--- start INPUT DATA ---

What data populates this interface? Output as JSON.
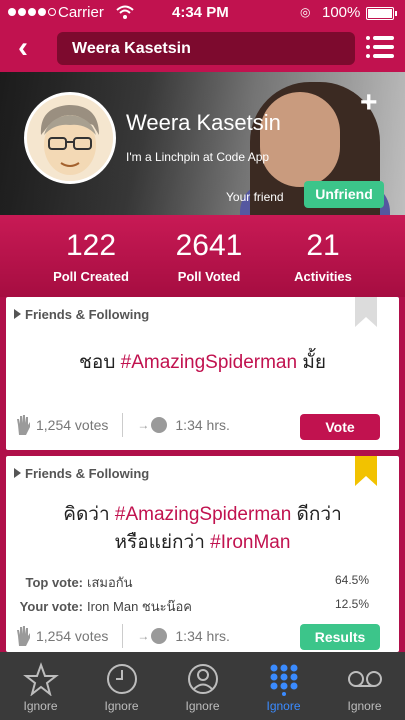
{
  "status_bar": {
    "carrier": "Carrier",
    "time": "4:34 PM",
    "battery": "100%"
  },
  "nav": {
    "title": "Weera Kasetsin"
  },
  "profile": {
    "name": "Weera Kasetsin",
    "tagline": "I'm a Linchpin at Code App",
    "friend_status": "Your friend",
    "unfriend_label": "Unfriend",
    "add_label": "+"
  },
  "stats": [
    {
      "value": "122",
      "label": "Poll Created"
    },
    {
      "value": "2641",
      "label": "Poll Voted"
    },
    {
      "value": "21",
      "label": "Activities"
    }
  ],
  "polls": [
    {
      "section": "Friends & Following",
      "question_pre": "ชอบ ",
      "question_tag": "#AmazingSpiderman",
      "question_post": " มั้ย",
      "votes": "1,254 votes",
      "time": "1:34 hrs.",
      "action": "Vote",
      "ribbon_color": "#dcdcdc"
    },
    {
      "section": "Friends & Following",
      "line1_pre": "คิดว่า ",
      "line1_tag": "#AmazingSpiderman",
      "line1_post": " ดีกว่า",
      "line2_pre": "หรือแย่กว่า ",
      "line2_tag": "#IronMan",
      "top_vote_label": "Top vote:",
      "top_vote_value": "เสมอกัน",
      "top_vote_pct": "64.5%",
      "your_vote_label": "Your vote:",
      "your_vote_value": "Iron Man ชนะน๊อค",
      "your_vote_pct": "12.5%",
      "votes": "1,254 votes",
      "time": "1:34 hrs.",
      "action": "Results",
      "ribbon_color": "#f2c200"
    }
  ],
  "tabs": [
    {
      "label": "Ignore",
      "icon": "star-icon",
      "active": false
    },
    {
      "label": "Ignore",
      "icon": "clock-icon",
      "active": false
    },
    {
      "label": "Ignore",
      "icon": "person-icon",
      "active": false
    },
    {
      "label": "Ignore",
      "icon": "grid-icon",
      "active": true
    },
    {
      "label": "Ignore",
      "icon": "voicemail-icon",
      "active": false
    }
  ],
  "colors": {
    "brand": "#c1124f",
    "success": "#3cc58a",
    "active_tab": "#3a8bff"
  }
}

--- end INPUT DATA ---

TASK PROMPT:
Reproduce each entry verbatim, excluding any embedded images.

THE RESPONSE:
What data populates this interface? Output as JSON.
{
  "status_bar": {
    "carrier": "Carrier",
    "time": "4:34 PM",
    "battery": "100%"
  },
  "nav": {
    "title": "Weera Kasetsin"
  },
  "profile": {
    "name": "Weera Kasetsin",
    "tagline": "I'm a Linchpin at Code App",
    "friend_status": "Your friend",
    "unfriend_label": "Unfriend",
    "add_label": "+"
  },
  "stats": [
    {
      "value": "122",
      "label": "Poll Created"
    },
    {
      "value": "2641",
      "label": "Poll Voted"
    },
    {
      "value": "21",
      "label": "Activities"
    }
  ],
  "polls": [
    {
      "section": "Friends & Following",
      "question_pre": "ชอบ ",
      "question_tag": "#AmazingSpiderman",
      "question_post": " มั้ย",
      "votes": "1,254 votes",
      "time": "1:34 hrs.",
      "action": "Vote",
      "ribbon_color": "#dcdcdc"
    },
    {
      "section": "Friends & Following",
      "line1_pre": "คิดว่า ",
      "line1_tag": "#AmazingSpiderman",
      "line1_post": " ดีกว่า",
      "line2_pre": "หรือแย่กว่า ",
      "line2_tag": "#IronMan",
      "top_vote_label": "Top vote:",
      "top_vote_value": "เสมอกัน",
      "top_vote_pct": "64.5%",
      "your_vote_label": "Your vote:",
      "your_vote_value": "Iron Man ชนะน๊อค",
      "your_vote_pct": "12.5%",
      "votes": "1,254 votes",
      "time": "1:34 hrs.",
      "action": "Results",
      "ribbon_color": "#f2c200"
    }
  ],
  "tabs": [
    {
      "label": "Ignore",
      "icon": "star-icon",
      "active": false
    },
    {
      "label": "Ignore",
      "icon": "clock-icon",
      "active": false
    },
    {
      "label": "Ignore",
      "icon": "person-icon",
      "active": false
    },
    {
      "label": "Ignore",
      "icon": "grid-icon",
      "active": true
    },
    {
      "label": "Ignore",
      "icon": "voicemail-icon",
      "active": false
    }
  ],
  "colors": {
    "brand": "#c1124f",
    "success": "#3cc58a",
    "active_tab": "#3a8bff"
  }
}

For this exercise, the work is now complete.